_Your objective_
Please list all lines of the material below in which the string "series" occurs.
○ ○ ○ ○ ○
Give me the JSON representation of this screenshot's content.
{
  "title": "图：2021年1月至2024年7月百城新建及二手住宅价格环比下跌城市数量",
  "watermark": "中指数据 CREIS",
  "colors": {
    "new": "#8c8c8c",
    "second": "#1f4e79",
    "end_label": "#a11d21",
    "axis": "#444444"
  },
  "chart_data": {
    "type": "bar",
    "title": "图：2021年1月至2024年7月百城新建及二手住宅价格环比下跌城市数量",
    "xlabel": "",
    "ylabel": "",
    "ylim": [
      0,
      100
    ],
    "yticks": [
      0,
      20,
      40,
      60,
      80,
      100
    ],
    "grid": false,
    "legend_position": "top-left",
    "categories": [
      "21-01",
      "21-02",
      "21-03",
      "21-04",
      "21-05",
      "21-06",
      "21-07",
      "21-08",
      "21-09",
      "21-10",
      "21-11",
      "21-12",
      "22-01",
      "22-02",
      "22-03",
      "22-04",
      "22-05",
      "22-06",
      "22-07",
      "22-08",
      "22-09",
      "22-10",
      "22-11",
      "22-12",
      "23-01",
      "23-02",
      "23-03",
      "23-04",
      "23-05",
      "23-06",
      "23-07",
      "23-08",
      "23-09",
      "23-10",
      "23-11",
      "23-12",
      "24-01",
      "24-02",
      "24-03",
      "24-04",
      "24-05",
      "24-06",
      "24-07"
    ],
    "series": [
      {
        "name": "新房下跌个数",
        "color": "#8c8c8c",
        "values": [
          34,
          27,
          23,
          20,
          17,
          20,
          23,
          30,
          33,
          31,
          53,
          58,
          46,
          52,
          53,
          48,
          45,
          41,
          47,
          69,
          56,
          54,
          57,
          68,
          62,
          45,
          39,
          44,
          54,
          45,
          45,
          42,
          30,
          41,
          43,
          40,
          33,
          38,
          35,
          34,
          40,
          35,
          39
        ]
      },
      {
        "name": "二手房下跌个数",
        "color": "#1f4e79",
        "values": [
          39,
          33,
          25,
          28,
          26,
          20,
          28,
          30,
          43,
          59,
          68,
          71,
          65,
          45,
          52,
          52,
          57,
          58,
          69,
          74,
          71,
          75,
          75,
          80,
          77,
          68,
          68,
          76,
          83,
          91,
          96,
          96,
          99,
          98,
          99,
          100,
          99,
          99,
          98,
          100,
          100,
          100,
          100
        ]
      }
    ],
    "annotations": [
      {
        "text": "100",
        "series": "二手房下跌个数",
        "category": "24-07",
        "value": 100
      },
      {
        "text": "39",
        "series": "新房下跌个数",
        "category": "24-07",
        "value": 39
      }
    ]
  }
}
○ ○ ○ ○ ○
_Finished exercise_
    "series": [
        "series": "二手房下跌个数",
        "series": "新房下跌个数",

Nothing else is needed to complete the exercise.